▸ **Extracted data entries**:

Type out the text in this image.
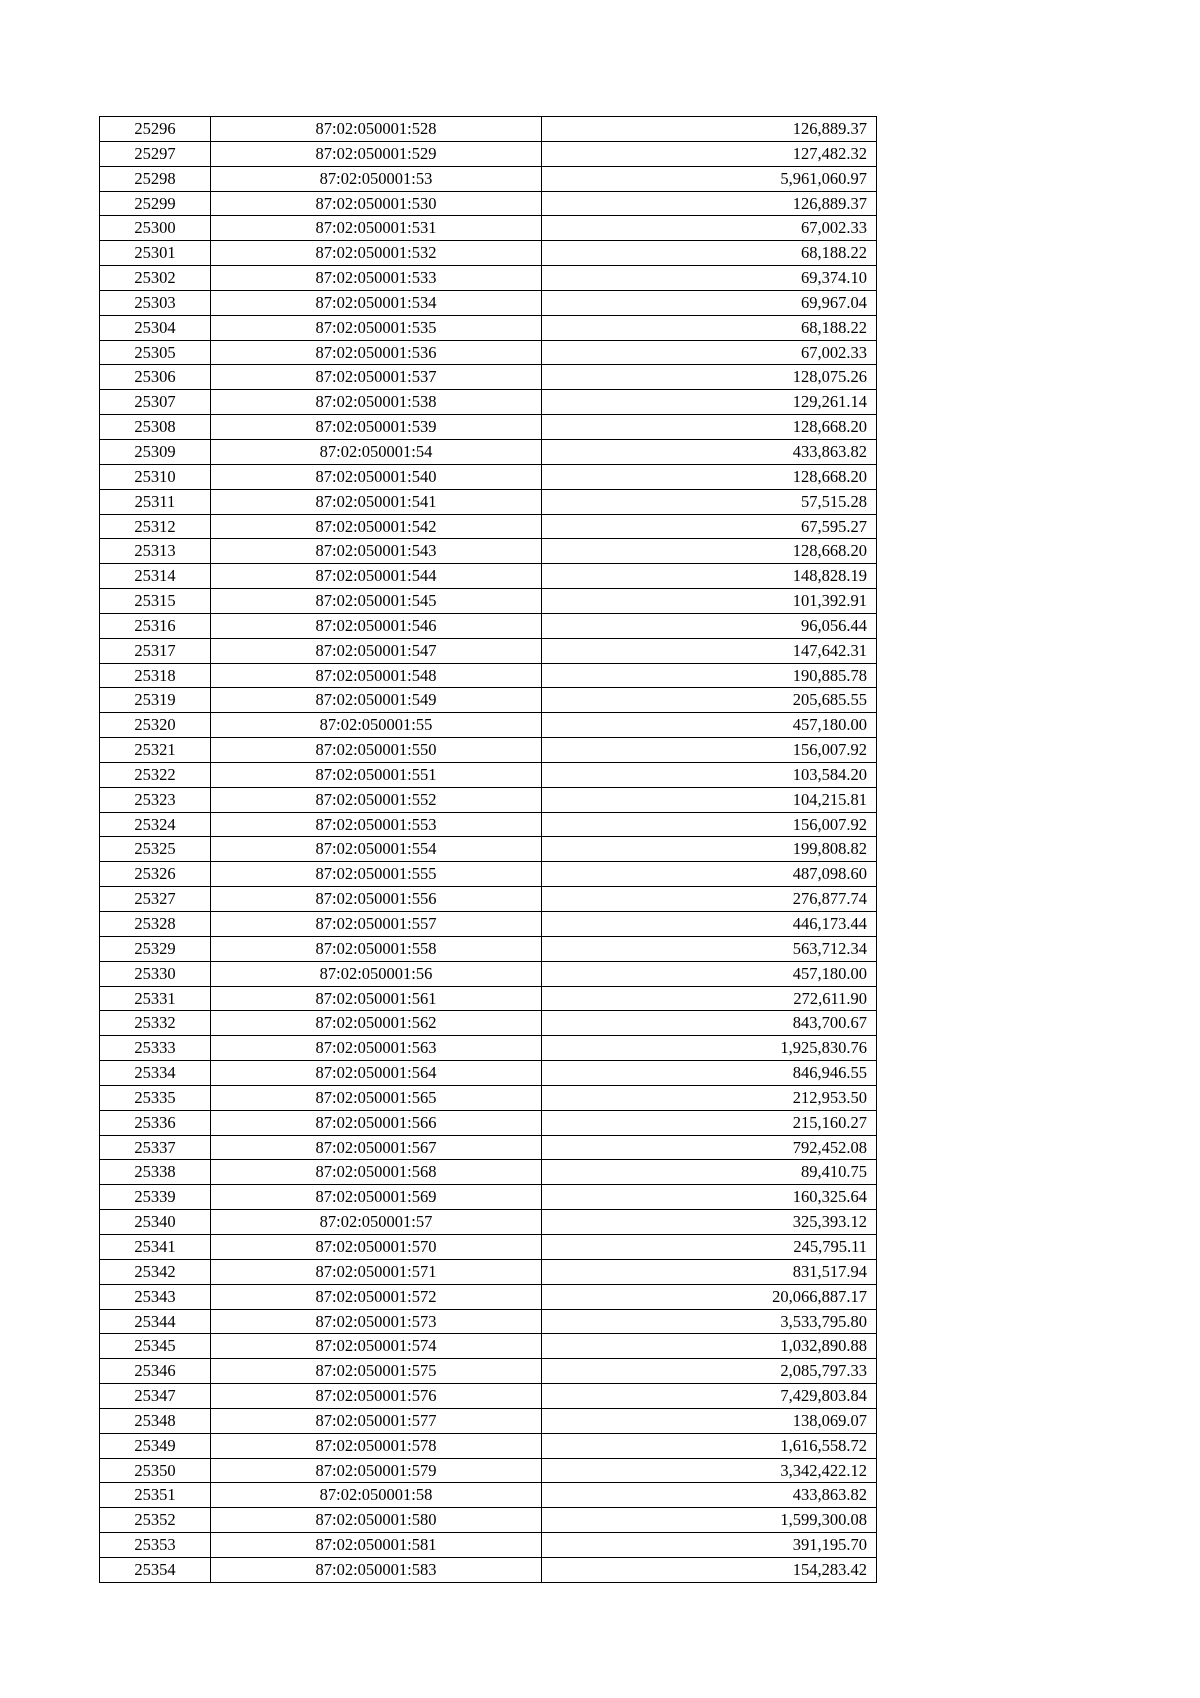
25296	87:02:050001:528	126,889.37
25297	87:02:050001:529	127,482.32
25298	87:02:050001:53	5,961,060.97
25299	87:02:050001:530	126,889.37
25300	87:02:050001:531	67,002.33
25301	87:02:050001:532	68,188.22
25302	87:02:050001:533	69,374.10
25303	87:02:050001:534	69,967.04
25304	87:02:050001:535	68,188.22
25305	87:02:050001:536	67,002.33
25306	87:02:050001:537	128,075.26
25307	87:02:050001:538	129,261.14
25308	87:02:050001:539	128,668.20
25309	87:02:050001:54	433,863.82
25310	87:02:050001:540	128,668.20
25311	87:02:050001:541	57,515.28
25312	87:02:050001:542	67,595.27
25313	87:02:050001:543	128,668.20
25314	87:02:050001:544	148,828.19
25315	87:02:050001:545	101,392.91
25316	87:02:050001:546	96,056.44
25317	87:02:050001:547	147,642.31
25318	87:02:050001:548	190,885.78
25319	87:02:050001:549	205,685.55
25320	87:02:050001:55	457,180.00
25321	87:02:050001:550	156,007.92
25322	87:02:050001:551	103,584.20
25323	87:02:050001:552	104,215.81
25324	87:02:050001:553	156,007.92
25325	87:02:050001:554	199,808.82
25326	87:02:050001:555	487,098.60
25327	87:02:050001:556	276,877.74
25328	87:02:050001:557	446,173.44
25329	87:02:050001:558	563,712.34
25330	87:02:050001:56	457,180.00
25331	87:02:050001:561	272,611.90
25332	87:02:050001:562	843,700.67
25333	87:02:050001:563	1,925,830.76
25334	87:02:050001:564	846,946.55
25335	87:02:050001:565	212,953.50
25336	87:02:050001:566	215,160.27
25337	87:02:050001:567	792,452.08
25338	87:02:050001:568	89,410.75
25339	87:02:050001:569	160,325.64
25340	87:02:050001:57	325,393.12
25341	87:02:050001:570	245,795.11
25342	87:02:050001:571	831,517.94
25343	87:02:050001:572	20,066,887.17
25344	87:02:050001:573	3,533,795.80
25345	87:02:050001:574	1,032,890.88
25346	87:02:050001:575	2,085,797.33
25347	87:02:050001:576	7,429,803.84
25348	87:02:050001:577	138,069.07
25349	87:02:050001:578	1,616,558.72
25350	87:02:050001:579	3,342,422.12
25351	87:02:050001:58	433,863.82
25352	87:02:050001:580	1,599,300.08
25353	87:02:050001:581	391,195.70
25354	87:02:050001:583	154,283.42
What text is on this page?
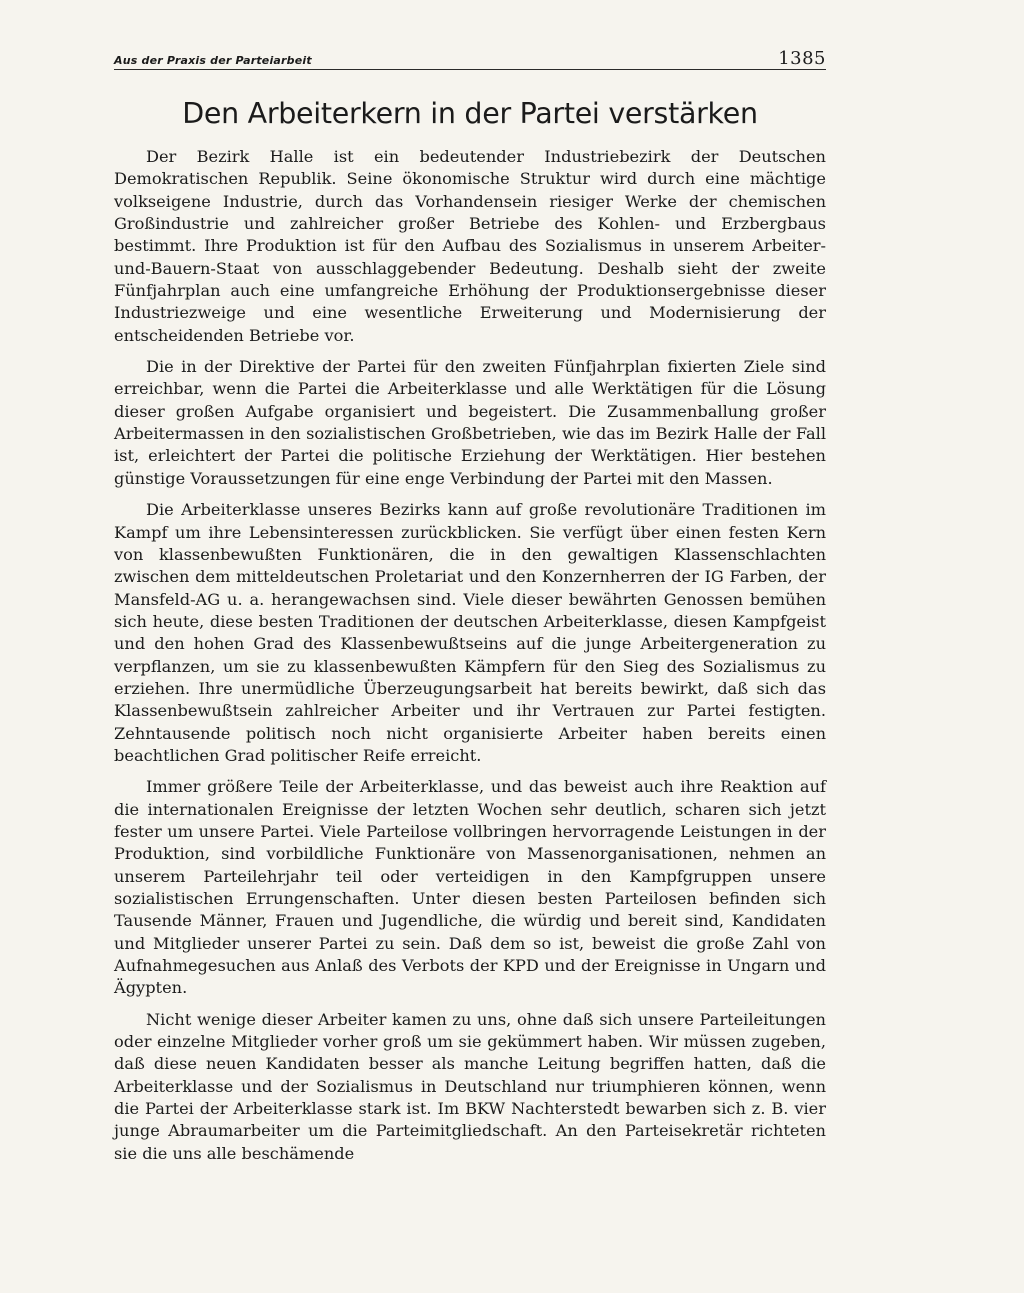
Aus der Praxis der Parteiarbeit	1385
Den Arbeiterkern in der Partei verstärken

Der Bezirk Halle ist ein bedeutender Industriebezirk der Deutschen Demokratischen Republik. Seine ökonomische Struktur wird durch eine mächtige volkseigene Industrie, durch das Vorhandensein riesiger Werke der chemischen Großindustrie und zahlreicher großer Betriebe des Kohlen- und Erzbergbaus bestimmt. Ihre Produktion ist für den Aufbau des Sozialismus in unserem Arbeiter-und-Bauern-Staat von ausschlaggebender Bedeutung. Deshalb sieht der zweite Fünfjahrplan auch eine umfangreiche Erhöhung der Produktionsergebnisse dieser Industriezweige und eine wesentliche Erweiterung und Modernisierung der entscheidenden Betriebe vor.

Die in der Direktive der Partei für den zweiten Fünfjahrplan fixierten Ziele sind erreichbar, wenn die Partei die Arbeiterklasse und alle Werktätigen für die Lösung dieser großen Aufgabe organisiert und begeistert. Die Zusammenballung großer Arbeitermassen in den sozialistischen Großbetrieben, wie das im Bezirk Halle der Fall ist, erleichtert der Partei die politische Erziehung der Werktätigen. Hier bestehen günstige Voraussetzungen für eine enge Verbindung der Partei mit den Massen.

Die Arbeiterklasse unseres Bezirks kann auf große revolutionäre Traditionen im Kampf um ihre Lebensinteressen zurückblicken. Sie verfügt über einen festen Kern von klassenbewußten Funktionären, die in den gewaltigen Klassenschlachten zwischen dem mitteldeutschen Proletariat und den Konzernherren der IG Farben, der Mansfeld-AG u. a. herangewachsen sind. Viele dieser bewährten Genossen bemühen sich heute, diese besten Traditionen der deutschen Arbeiterklasse, diesen Kampfgeist und den hohen Grad des Klassenbewußtseins auf die junge Arbeitergeneration zu verpflanzen, um sie zu klassenbewußten Kämpfern für den Sieg des Sozialismus zu erziehen. Ihre unermüdliche Überzeugungsarbeit hat bereits bewirkt, daß sich das Klassenbewußtsein zahlreicher Arbeiter und ihr Vertrauen zur Partei festigten. Zehntausende politisch noch nicht organisierte Arbeiter haben bereits einen beachtlichen Grad politischer Reife erreicht.

Immer größere Teile der Arbeiterklasse, und das beweist auch ihre Reaktion auf die internationalen Ereignisse der letzten Wochen sehr deutlich, scharen sich jetzt fester um unsere Partei. Viele Parteilose vollbringen hervorragende Leistungen in der Produktion, sind vorbildliche Funktionäre von Massenorganisationen, nehmen an unserem Parteilehrjahr teil oder verteidigen in den Kampfgruppen unsere sozialistischen Errungenschaften. Unter diesen besten Parteilosen befinden sich Tausende Männer, Frauen und Jugendliche, die würdig und bereit sind, Kandidaten und Mitglieder unserer Partei zu sein. Daß dem so ist, beweist die große Zahl von Aufnahmegesuchen aus Anlaß des Verbots der KPD und der Ereignisse in Ungarn und Ägypten.

Nicht wenige dieser Arbeiter kamen zu uns, ohne daß sich unsere Parteileitungen oder einzelne Mitglieder vorher groß um sie gekümmert haben. Wir müssen zugeben, daß diese neuen Kandidaten besser als manche Leitung begriffen hatten, daß die Arbeiterklasse und der Sozialismus in Deutschland nur triumphieren können, wenn die Partei der Arbeiterklasse stark ist. Im BKW Nachterstedt bewarben sich z. B. vier junge Abraumarbeiter um die Parteimitgliedschaft. An den Parteisekretär richteten sie die uns alle beschämende
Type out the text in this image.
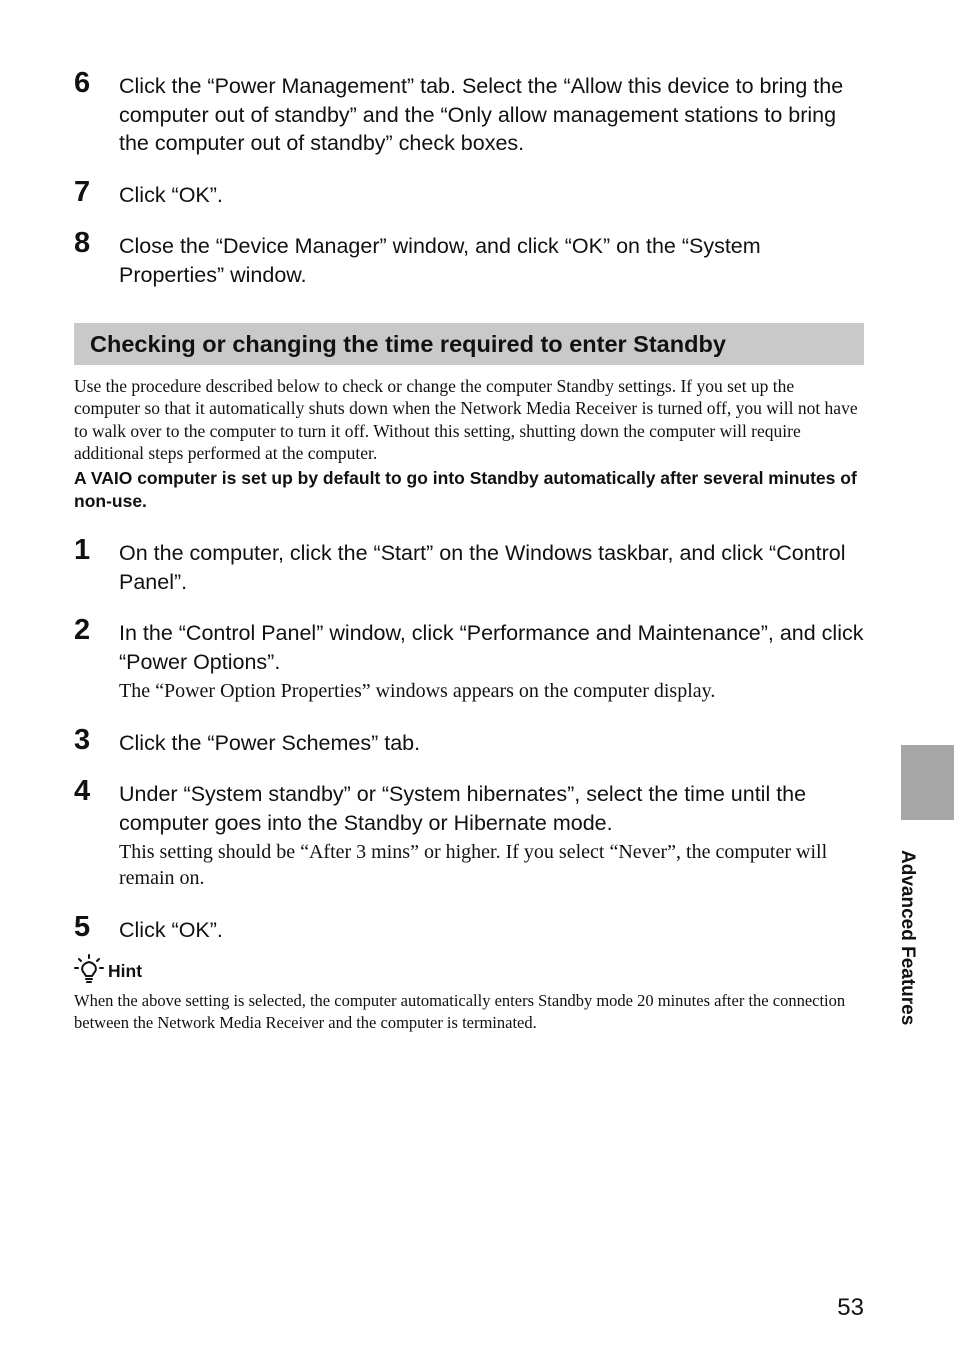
6 Click the “Power Management” tab. Select the “Allow this device to bring the computer out of standby” and the “Only allow management stations to bring the computer out of standby” check boxes.
7 Click “OK”.
8 Close the “Device Manager” window, and click “OK” on the “System Properties” window.
Checking or changing the time required to enter Standby
Use the procedure described below to check or change the computer Standby settings. If you set up the computer so that it automatically shuts down when the Network Media Receiver is turned off, you will not have to walk over to the computer to turn it off. Without this setting, shutting down the computer will require additional steps performed at the computer.
A VAIO computer is set up by default to go into Standby automatically after several minutes of non-use.
1 On the computer, click the “Start” on the Windows taskbar, and click “Control Panel”.
2 In the “Control Panel” window, click “Performance and Maintenance”, and click “Power Options”.
The “Power Option Properties” windows appears on the computer display.
3 Click the “Power Schemes” tab.
4 Under “System standby” or “System hibernates”, select the time until the computer goes into the Standby or Hibernate mode.
This setting should be “After 3 mins” or higher. If you select “Never”, the computer will remain on.
5 Click “OK”.
Hint
When the above setting is selected, the computer automatically enters Standby mode 20 minutes after the connection between the Network Media Receiver and the computer is terminated.	Advanced Features
53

▸ **Written instruction**:
Give the count of lines in the listing that hold the word "Panel", with no other text.

▸ **Result for this exercise**:
2